(Stored data entries)
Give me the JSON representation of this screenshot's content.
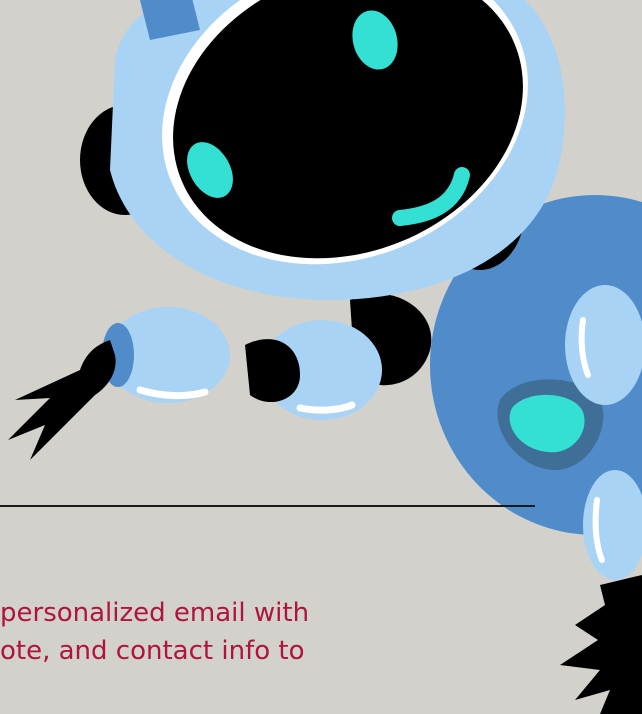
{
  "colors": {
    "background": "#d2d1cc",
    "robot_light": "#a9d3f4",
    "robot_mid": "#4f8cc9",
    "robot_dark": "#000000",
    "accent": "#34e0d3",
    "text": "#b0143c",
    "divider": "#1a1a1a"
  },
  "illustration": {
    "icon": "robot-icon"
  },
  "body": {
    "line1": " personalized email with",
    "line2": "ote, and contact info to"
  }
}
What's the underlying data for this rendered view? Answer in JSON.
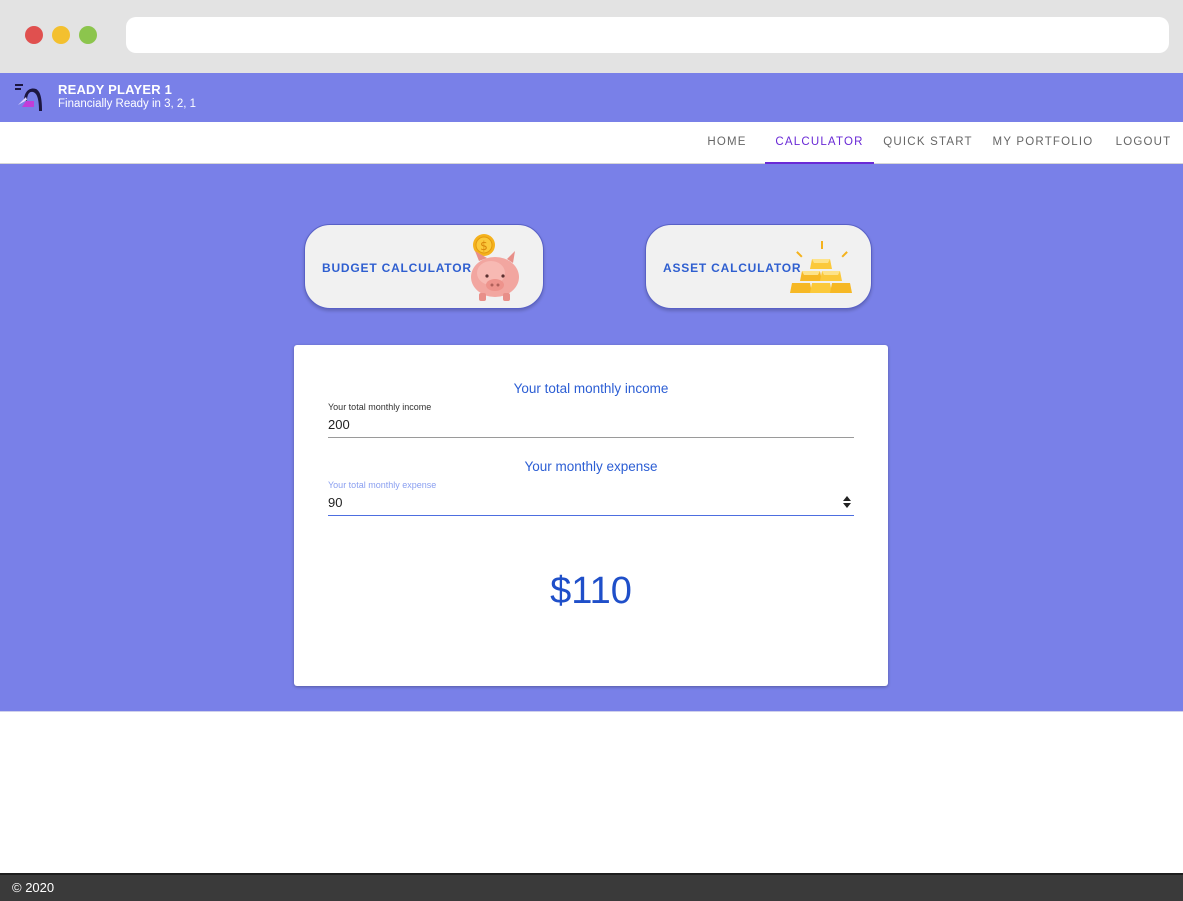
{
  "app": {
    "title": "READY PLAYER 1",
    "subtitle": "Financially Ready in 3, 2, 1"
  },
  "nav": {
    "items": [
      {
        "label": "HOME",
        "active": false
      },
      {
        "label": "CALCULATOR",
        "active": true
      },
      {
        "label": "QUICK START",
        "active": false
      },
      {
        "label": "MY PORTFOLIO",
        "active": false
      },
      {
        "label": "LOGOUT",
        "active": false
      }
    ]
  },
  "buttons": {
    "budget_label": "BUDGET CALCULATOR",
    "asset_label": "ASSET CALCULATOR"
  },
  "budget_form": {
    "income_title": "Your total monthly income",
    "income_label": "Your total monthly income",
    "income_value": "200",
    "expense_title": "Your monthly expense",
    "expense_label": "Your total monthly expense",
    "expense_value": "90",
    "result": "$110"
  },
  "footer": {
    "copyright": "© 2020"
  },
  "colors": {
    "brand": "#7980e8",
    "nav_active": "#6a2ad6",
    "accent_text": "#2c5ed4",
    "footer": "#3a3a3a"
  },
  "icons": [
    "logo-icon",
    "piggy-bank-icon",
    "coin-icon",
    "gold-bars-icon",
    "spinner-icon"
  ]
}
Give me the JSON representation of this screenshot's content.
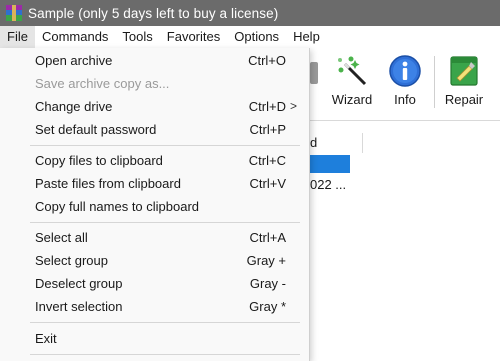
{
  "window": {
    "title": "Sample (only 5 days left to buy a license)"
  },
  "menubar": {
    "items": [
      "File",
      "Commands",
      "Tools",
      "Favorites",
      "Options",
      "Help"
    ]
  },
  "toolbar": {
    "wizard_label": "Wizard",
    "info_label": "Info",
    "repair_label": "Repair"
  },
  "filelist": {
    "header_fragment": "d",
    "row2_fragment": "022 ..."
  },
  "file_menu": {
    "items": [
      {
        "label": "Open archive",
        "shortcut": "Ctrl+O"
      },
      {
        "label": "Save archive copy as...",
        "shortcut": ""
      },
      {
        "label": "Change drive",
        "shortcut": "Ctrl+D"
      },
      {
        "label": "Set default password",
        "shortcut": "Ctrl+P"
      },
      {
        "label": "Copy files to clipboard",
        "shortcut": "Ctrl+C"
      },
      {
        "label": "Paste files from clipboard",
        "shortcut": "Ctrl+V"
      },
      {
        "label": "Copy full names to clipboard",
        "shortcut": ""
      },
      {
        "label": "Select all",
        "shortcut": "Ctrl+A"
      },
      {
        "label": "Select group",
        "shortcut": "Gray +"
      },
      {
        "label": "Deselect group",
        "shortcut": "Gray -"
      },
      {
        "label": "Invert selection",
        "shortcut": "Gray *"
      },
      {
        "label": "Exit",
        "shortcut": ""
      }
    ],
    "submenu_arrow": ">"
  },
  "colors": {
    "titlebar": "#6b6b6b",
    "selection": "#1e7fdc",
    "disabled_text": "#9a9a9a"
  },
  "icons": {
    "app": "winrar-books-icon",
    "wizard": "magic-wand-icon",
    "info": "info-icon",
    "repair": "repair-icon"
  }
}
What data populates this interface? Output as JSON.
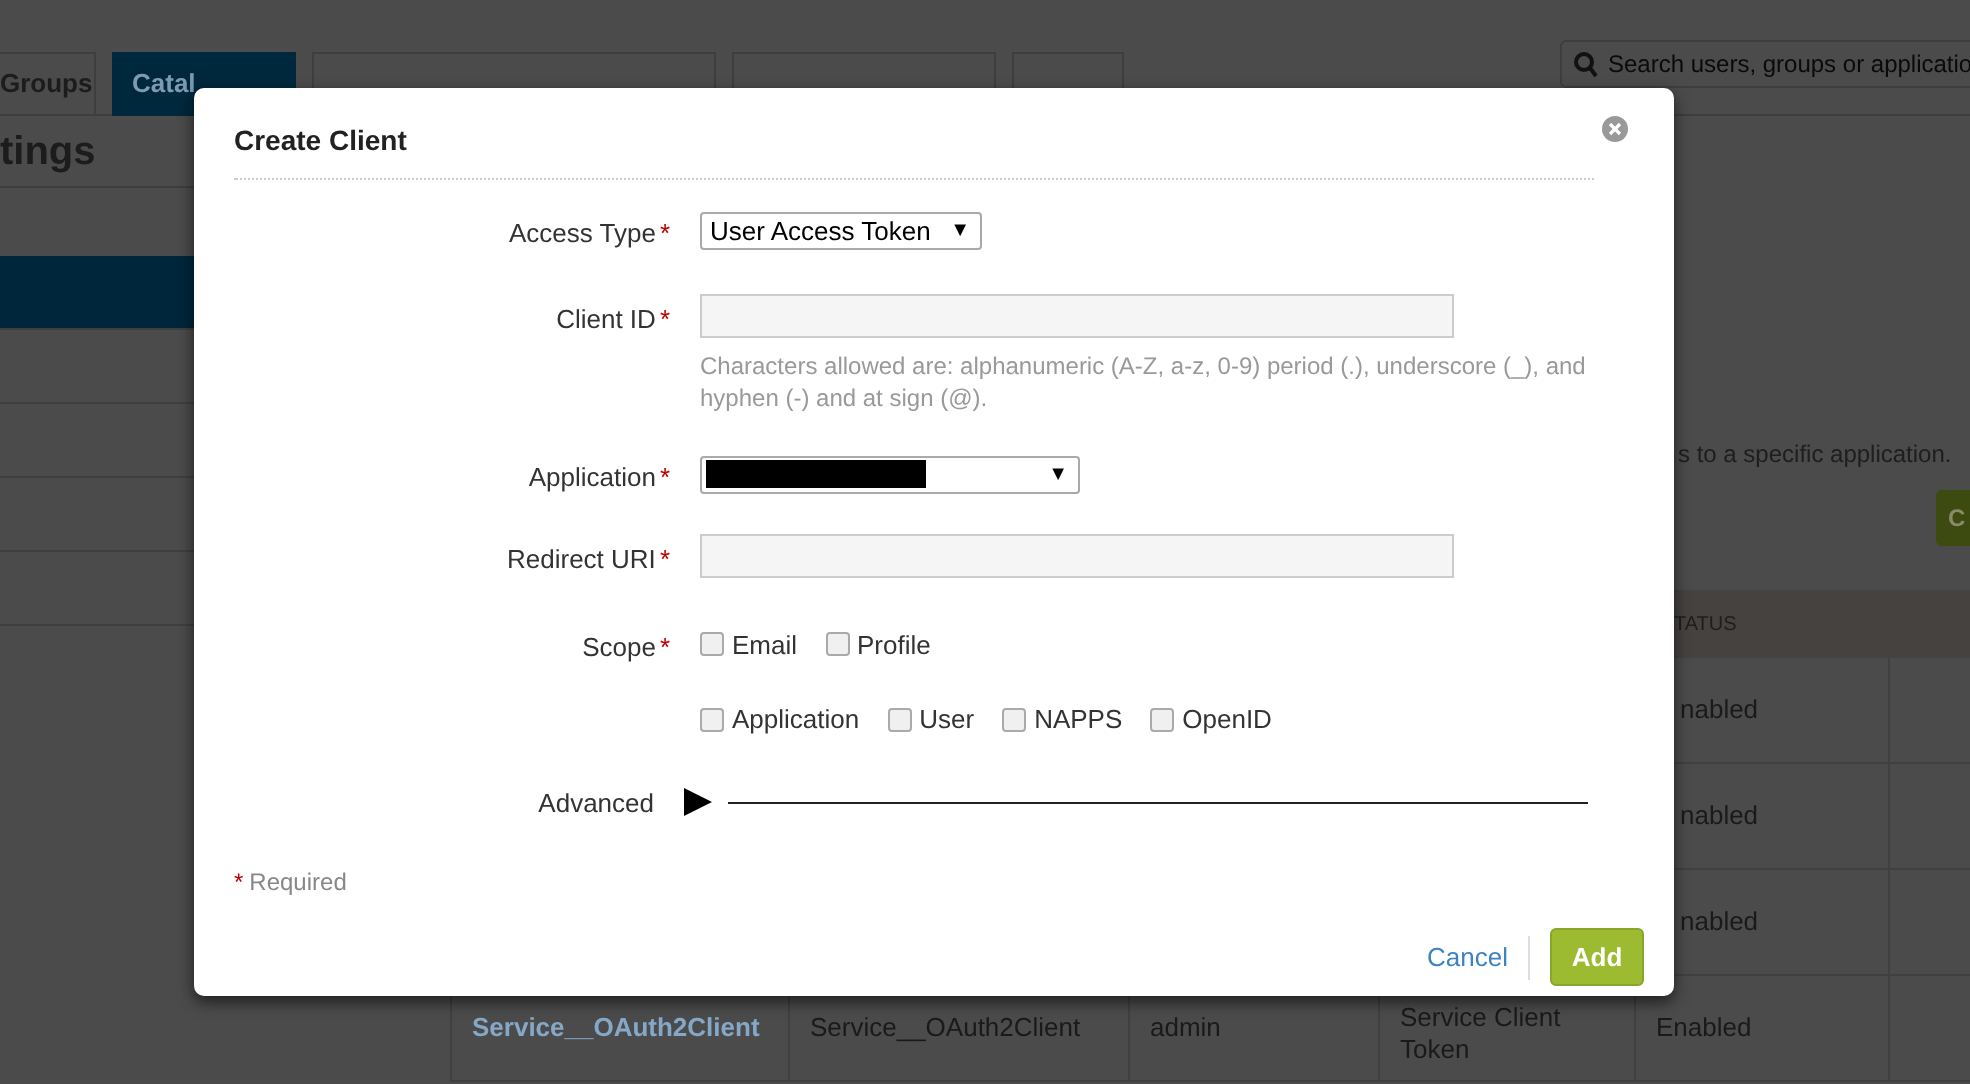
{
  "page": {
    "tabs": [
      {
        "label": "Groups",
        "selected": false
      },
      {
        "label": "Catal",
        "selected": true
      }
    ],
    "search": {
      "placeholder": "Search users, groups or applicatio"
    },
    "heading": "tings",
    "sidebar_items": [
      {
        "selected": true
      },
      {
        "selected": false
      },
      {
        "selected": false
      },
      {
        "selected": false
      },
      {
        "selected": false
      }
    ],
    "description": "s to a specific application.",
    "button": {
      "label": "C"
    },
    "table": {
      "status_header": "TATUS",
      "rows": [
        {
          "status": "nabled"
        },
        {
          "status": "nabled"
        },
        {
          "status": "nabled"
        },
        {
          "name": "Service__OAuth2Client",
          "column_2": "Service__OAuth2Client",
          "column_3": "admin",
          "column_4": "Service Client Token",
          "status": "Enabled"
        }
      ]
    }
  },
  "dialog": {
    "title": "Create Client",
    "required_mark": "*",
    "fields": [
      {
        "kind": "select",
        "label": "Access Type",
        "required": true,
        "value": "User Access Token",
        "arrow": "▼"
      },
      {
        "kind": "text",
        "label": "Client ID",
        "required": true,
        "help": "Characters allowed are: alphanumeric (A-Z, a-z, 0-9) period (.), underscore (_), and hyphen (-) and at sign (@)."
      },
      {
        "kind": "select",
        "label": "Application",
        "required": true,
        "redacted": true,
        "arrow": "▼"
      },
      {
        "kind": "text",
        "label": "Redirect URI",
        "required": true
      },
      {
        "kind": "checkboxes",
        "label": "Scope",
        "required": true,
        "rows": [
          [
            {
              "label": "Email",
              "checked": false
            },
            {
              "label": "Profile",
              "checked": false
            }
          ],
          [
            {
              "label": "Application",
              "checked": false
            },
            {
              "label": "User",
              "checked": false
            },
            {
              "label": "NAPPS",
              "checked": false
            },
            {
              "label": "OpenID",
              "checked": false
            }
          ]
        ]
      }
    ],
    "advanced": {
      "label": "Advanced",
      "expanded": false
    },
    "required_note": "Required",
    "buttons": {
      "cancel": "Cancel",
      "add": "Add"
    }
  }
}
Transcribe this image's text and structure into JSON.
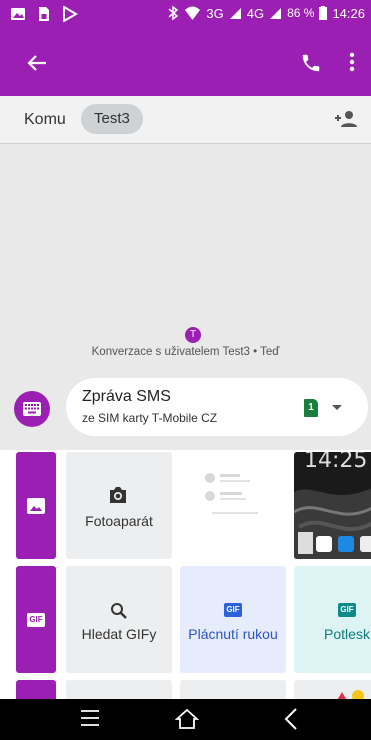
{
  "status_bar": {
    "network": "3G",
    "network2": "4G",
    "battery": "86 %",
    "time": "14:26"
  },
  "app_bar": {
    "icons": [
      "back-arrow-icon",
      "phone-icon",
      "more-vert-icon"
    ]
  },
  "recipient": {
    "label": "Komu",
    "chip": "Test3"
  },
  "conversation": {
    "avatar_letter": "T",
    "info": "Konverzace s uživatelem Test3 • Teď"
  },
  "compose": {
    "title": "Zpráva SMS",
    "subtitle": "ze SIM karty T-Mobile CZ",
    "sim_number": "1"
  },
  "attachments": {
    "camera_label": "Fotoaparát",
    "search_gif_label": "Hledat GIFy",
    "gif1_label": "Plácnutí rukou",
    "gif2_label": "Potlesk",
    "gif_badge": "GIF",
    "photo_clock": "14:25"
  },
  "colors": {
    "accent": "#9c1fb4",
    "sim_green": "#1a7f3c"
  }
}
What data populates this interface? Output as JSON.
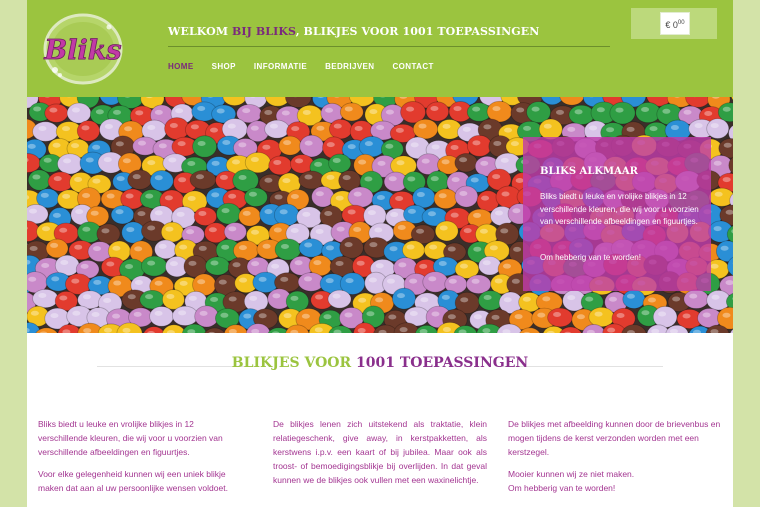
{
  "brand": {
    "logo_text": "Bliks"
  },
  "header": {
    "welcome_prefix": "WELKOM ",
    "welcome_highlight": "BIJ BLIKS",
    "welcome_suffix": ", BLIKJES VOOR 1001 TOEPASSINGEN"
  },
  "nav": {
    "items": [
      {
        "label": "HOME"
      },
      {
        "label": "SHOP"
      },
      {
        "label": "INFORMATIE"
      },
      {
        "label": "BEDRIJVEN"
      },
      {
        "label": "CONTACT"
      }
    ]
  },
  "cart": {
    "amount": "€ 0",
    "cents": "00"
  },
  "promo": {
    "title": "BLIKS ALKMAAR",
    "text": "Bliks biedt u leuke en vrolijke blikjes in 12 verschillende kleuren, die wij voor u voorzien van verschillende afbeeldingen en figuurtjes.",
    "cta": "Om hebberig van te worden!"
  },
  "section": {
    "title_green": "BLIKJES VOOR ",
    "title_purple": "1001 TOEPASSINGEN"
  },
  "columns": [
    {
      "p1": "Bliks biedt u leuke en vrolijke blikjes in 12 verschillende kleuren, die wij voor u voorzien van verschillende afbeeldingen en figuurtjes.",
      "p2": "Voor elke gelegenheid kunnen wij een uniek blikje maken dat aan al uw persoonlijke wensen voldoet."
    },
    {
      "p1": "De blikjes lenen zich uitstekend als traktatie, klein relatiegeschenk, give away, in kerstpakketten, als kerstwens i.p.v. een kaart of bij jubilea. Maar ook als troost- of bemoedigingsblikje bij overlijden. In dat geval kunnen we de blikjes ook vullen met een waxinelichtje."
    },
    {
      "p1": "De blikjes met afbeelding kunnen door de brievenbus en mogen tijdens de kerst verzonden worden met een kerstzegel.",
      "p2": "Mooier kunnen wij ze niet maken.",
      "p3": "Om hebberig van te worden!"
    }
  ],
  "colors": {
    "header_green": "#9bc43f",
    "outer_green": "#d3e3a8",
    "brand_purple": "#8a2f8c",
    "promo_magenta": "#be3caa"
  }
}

→ EXERCISE: Among the lines of the material, find those that hold the word "maken" and copy them.

→ THE RESULT:
      "p2": "Voor elke gelegenheid kunnen wij een uniek blikje maken dat aan al uw persoonlijke wensen voldoet."
      "p2": "Mooier kunnen wij ze niet maken.",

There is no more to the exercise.